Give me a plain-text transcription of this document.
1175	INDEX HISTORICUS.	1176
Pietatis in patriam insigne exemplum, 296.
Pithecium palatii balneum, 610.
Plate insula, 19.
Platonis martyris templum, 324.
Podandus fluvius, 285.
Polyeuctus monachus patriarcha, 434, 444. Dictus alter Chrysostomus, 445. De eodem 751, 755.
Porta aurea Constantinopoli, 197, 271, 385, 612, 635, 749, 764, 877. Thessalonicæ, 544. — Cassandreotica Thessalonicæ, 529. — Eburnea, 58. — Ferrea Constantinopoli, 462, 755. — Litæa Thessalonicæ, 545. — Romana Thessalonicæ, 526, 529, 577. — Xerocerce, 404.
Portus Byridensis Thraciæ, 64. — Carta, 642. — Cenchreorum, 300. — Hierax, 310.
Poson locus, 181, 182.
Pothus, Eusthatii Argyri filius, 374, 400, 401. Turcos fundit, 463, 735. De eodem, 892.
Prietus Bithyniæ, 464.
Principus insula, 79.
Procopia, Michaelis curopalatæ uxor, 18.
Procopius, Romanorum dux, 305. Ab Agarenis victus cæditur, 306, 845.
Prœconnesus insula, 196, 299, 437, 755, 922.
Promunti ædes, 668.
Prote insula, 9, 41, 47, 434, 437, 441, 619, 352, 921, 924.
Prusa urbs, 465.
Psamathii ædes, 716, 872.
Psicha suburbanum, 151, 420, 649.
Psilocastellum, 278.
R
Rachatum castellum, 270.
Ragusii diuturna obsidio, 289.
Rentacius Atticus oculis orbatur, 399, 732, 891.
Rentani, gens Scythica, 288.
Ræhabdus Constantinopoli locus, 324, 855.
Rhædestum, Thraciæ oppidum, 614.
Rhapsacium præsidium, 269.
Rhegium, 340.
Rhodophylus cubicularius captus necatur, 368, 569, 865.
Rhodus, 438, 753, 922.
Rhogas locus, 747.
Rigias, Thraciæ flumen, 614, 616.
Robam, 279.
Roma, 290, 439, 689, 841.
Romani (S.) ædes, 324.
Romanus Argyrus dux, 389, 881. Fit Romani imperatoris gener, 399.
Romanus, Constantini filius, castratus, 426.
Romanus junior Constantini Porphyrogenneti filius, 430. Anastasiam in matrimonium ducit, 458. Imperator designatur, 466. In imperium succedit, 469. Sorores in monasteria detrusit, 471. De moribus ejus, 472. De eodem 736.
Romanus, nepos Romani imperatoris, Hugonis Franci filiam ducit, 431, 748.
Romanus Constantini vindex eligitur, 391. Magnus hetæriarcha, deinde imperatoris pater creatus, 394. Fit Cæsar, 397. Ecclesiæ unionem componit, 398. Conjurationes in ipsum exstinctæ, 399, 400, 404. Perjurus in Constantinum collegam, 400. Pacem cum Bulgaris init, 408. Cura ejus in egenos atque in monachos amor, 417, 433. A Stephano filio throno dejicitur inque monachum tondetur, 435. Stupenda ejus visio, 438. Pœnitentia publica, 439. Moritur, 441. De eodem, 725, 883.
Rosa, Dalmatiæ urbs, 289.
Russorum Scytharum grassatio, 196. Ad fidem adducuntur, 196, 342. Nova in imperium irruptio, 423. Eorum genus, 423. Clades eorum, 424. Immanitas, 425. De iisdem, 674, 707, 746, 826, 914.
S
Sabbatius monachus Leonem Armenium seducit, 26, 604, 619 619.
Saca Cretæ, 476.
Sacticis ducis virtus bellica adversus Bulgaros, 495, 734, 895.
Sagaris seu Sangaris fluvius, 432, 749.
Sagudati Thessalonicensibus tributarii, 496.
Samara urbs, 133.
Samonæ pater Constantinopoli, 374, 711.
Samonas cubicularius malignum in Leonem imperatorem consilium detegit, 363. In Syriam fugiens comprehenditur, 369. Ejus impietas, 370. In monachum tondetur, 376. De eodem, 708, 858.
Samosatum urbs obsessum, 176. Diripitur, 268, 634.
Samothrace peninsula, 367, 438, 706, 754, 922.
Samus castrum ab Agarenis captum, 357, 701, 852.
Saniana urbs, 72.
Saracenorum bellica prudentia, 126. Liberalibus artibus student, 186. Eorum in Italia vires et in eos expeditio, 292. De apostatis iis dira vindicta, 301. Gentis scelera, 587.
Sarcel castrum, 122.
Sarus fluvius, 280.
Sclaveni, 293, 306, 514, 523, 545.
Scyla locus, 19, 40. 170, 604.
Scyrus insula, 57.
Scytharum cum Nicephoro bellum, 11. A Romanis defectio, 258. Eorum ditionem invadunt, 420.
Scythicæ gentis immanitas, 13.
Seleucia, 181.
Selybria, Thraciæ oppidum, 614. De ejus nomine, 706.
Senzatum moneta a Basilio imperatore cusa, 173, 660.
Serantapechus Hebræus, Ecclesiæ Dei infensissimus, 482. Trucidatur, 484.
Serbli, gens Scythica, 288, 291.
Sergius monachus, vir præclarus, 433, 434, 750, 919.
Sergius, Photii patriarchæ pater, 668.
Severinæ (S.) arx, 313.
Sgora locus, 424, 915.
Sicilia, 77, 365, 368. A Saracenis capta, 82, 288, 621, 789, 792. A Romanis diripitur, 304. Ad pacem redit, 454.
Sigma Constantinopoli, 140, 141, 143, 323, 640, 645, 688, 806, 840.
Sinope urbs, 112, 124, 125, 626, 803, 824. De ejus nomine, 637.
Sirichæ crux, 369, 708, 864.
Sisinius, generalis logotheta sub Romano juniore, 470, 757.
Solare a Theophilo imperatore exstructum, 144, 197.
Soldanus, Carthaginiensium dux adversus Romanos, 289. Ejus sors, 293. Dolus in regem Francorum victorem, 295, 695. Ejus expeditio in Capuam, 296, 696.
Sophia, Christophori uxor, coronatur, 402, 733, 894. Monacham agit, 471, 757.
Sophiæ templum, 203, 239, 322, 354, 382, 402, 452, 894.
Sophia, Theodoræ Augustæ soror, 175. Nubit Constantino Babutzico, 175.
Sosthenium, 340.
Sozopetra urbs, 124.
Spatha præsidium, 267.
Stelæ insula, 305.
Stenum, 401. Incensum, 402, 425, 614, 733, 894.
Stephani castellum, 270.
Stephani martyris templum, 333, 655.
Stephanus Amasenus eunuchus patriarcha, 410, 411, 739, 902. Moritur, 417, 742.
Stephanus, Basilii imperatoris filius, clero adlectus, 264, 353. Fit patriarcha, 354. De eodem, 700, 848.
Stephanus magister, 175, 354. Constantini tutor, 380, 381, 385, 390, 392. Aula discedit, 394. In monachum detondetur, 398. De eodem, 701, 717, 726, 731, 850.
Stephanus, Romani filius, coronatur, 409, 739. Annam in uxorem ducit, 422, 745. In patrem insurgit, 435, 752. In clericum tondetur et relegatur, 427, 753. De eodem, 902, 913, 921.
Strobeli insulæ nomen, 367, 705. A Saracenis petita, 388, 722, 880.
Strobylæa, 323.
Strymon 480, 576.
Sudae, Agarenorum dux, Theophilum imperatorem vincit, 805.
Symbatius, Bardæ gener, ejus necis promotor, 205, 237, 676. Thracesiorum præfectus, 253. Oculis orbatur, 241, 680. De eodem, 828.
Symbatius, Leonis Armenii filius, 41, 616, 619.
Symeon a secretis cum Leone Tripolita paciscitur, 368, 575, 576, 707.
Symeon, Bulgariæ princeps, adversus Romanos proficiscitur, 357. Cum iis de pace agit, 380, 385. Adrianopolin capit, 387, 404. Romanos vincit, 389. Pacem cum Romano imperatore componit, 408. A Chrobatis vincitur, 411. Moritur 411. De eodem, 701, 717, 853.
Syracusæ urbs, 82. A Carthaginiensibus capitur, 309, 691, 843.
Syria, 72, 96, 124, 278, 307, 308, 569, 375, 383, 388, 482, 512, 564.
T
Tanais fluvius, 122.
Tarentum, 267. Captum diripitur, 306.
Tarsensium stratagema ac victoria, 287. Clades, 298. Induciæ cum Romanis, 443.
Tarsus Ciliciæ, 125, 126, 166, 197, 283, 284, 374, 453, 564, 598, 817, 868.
###
Exercise brief =>
Check each line of the data above for the string "Symeon", then report how many lines have it, with no other words.

Answer in full =>
2